----- Stored data

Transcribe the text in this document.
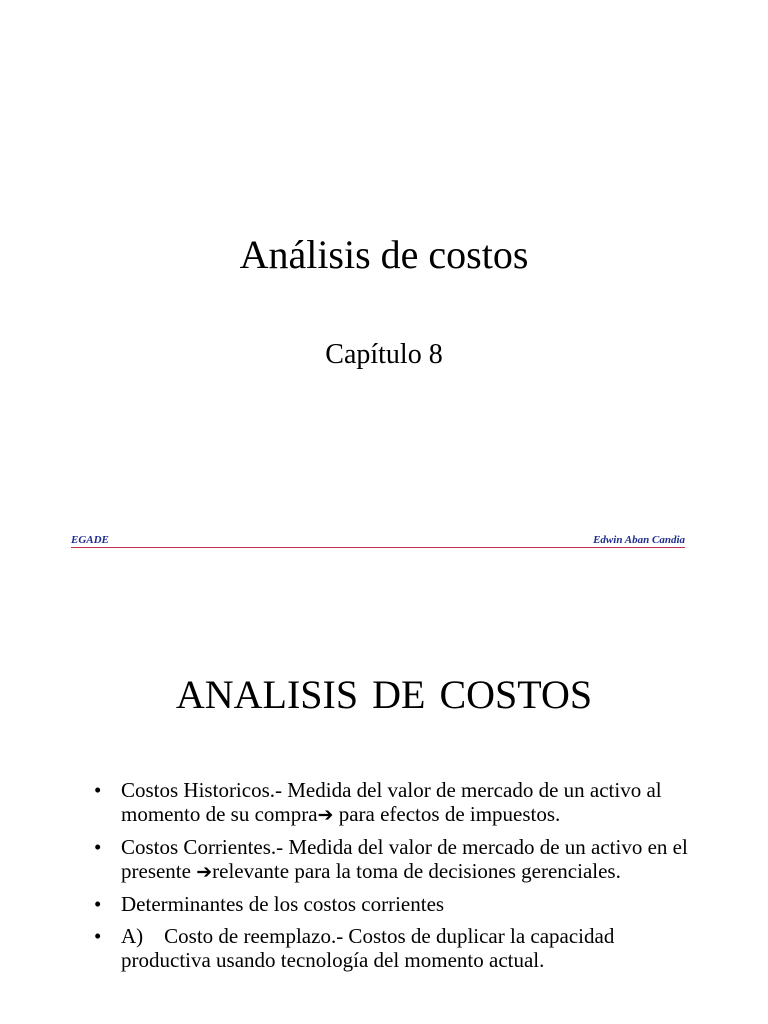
Análisis de costos
Capítulo 8
EGADE	Edwin Aban Candia
ANALISIS DE COSTOS
• Costos Historicos.- Medida del valor de mercado de un activo al momento de su compra➔ para efectos de impuestos.
• Costos Corrientes.- Medida del valor de mercado de un activo en el presente ➔relevante para la toma de decisiones gerenciales.
• Determinantes de los costos corrientes
• A)    Costo de reemplazo.- Costos de duplicar la capacidad productiva usando tecnología del momento actual.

----------

• Instructions for the task: Quote the full listing above word for word; exclude every picture from the copy.

• Result for this exercise:
Transcribe the text in this document.
Análisis de costos
Capítulo 8
EGADE	Edwin Aban Candia
ANALISIS DE COSTOS
• Costos Historicos.- Medida del valor de mercado de un activo al momento de su compra➔ para efectos de impuestos.
• Costos Corrientes.- Medida del valor de mercado de un activo en el presente ➔relevante para la toma de decisiones gerenciales.
• Determinantes de los costos corrientes
• A)    Costo de reemplazo.- Costos de duplicar la capacidad productiva usando tecnología del momento actual.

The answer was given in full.